▶ **What to produce**
Copy every line in which the string "Modern" occurs.

▶ **Task data**
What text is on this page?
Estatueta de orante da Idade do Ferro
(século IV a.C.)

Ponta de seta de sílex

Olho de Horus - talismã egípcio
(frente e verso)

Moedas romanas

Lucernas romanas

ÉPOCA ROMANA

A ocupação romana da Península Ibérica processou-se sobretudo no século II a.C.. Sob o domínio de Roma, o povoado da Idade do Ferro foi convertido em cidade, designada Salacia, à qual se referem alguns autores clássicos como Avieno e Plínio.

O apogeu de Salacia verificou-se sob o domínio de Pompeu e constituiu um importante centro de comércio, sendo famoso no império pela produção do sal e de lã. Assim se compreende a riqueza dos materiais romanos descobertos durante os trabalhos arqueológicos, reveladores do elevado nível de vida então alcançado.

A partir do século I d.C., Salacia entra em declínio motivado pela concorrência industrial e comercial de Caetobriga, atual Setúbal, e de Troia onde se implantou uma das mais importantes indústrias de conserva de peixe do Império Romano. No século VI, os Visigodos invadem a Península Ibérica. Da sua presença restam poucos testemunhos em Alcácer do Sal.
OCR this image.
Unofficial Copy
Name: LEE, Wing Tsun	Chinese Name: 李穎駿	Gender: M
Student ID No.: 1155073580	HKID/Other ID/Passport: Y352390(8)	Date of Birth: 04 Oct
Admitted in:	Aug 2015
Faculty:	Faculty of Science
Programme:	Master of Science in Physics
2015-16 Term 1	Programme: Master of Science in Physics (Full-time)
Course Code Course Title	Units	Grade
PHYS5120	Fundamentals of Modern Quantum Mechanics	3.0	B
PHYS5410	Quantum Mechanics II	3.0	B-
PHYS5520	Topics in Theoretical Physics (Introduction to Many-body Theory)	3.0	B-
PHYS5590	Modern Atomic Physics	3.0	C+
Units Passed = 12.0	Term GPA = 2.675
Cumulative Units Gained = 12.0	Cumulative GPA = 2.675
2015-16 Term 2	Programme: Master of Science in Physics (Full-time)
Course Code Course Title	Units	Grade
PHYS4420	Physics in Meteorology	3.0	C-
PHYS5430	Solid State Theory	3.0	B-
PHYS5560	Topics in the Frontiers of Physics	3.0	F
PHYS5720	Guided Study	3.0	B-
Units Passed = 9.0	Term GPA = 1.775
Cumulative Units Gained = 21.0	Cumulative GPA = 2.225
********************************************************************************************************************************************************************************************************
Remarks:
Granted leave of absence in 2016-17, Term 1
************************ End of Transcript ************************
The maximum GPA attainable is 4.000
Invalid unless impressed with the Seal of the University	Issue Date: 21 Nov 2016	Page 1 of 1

▶ **Answer to the problem**
PHYS5120	Fundamentals of Modern Quantum Mechanics	3.0	B
PHYS5590	Modern Atomic Physics	3.0	C+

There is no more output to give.